**Job:** Copy every line of the records below word for word, keeping each box and its numbers unchanged.

(Entries of boxed elements)
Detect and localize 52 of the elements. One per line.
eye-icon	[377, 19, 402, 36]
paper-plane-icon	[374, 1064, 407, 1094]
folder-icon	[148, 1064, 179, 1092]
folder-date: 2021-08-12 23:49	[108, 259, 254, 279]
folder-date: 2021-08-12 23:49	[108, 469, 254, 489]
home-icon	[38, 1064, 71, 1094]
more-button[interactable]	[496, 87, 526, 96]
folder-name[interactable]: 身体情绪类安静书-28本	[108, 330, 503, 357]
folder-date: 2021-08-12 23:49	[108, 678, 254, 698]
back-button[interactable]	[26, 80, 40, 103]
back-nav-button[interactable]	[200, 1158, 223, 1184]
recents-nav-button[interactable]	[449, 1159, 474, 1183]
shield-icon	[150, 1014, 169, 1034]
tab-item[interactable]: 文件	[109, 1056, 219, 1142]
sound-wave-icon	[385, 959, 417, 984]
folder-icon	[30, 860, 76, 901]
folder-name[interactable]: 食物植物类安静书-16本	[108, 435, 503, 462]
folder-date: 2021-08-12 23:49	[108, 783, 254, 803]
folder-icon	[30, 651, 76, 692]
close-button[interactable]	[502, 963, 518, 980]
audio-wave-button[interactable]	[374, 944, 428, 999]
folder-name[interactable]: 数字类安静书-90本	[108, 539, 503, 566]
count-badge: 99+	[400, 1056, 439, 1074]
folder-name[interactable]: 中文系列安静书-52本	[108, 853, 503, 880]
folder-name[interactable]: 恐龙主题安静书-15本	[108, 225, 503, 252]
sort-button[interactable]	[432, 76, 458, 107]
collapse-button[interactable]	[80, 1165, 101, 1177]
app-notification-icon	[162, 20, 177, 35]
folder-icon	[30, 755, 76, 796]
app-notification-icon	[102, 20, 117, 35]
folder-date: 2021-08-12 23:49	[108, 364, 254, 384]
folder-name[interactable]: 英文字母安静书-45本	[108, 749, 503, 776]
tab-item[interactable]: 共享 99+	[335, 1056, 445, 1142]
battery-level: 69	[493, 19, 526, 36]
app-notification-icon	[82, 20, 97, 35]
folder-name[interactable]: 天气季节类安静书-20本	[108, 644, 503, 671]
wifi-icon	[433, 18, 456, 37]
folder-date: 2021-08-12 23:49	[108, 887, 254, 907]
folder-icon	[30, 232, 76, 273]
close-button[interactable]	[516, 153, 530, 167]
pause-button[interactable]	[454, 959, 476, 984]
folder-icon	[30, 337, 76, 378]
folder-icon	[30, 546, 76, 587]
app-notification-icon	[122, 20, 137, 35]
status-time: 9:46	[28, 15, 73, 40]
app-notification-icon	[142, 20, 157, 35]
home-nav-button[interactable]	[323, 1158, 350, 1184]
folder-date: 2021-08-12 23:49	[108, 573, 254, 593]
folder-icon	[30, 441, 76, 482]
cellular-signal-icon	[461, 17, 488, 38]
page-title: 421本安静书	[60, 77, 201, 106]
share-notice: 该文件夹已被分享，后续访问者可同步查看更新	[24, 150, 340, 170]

**Finished task:**
Detect and localize 52 of the elements. One per line.
eye-icon	[377, 19, 402, 36]
paper-plane-icon	[374, 1064, 407, 1094]
folder-icon	[148, 1064, 179, 1092]
folder-date: 2021-08-12 23:49	[108, 259, 254, 279]
folder-date: 2021-08-12 23:49	[108, 469, 254, 489]
home-icon	[38, 1064, 71, 1094]
more-button[interactable]	[496, 87, 526, 96]
folder-name[interactable]: 身体情绪类安静书-28本	[108, 330, 503, 357]
folder-date: 2021-08-12 23:49	[108, 678, 254, 698]
back-button[interactable]	[26, 80, 40, 103]
back-nav-button[interactable]	[200, 1158, 223, 1184]
recents-nav-button[interactable]	[449, 1159, 474, 1183]
shield-icon	[150, 1014, 169, 1034]
tab-item[interactable]: 文件	[109, 1056, 219, 1142]
sound-wave-icon	[385, 959, 417, 984]
folder-icon	[30, 860, 76, 901]
folder-name[interactable]: 食物植物类安静书-16本	[108, 435, 503, 462]
folder-date: 2021-08-12 23:49	[108, 783, 254, 803]
folder-icon	[30, 651, 76, 692]
close-button[interactable]	[502, 963, 518, 980]
audio-wave-button[interactable]	[374, 944, 428, 999]
folder-name[interactable]: 数字类安静书-90本	[108, 539, 503, 566]
count-badge: 99+	[400, 1056, 439, 1074]
folder-name[interactable]: 中文系列安静书-52本	[108, 853, 503, 880]
folder-name[interactable]: 恐龙主题安静书-15本	[108, 225, 503, 252]
sort-button[interactable]	[432, 76, 458, 107]
collapse-button[interactable]	[80, 1165, 101, 1177]
app-notification-icon	[162, 20, 177, 35]
folder-icon	[30, 755, 76, 796]
app-notification-icon	[102, 20, 117, 35]
folder-date: 2021-08-12 23:49	[108, 364, 254, 384]
folder-name[interactable]: 英文字母安静书-45本	[108, 749, 503, 776]
tab-item[interactable]: 共享 99+	[335, 1056, 445, 1142]
battery-level: 69	[493, 19, 526, 36]
app-notification-icon	[82, 20, 97, 35]
folder-name[interactable]: 天气季节类安静书-20本	[108, 644, 503, 671]
wifi-icon	[433, 18, 456, 37]
folder-date: 2021-08-12 23:49	[108, 887, 254, 907]
folder-icon	[30, 232, 76, 273]
close-button[interactable]	[516, 153, 530, 167]
pause-button[interactable]	[454, 959, 476, 984]
folder-icon	[30, 337, 76, 378]
folder-icon	[30, 546, 76, 587]
app-notification-icon	[122, 20, 137, 35]
status-time: 9:46	[28, 15, 73, 40]
app-notification-icon	[142, 20, 157, 35]
home-nav-button[interactable]	[323, 1158, 350, 1184]
folder-date: 2021-08-12 23:49	[108, 573, 254, 593]
folder-icon	[30, 441, 76, 482]
cellular-signal-icon	[461, 17, 488, 38]
page-title: 421本安静书	[60, 77, 201, 106]
share-notice: 该文件夹已被分享，后续访问者可同步查看更新	[24, 150, 340, 170]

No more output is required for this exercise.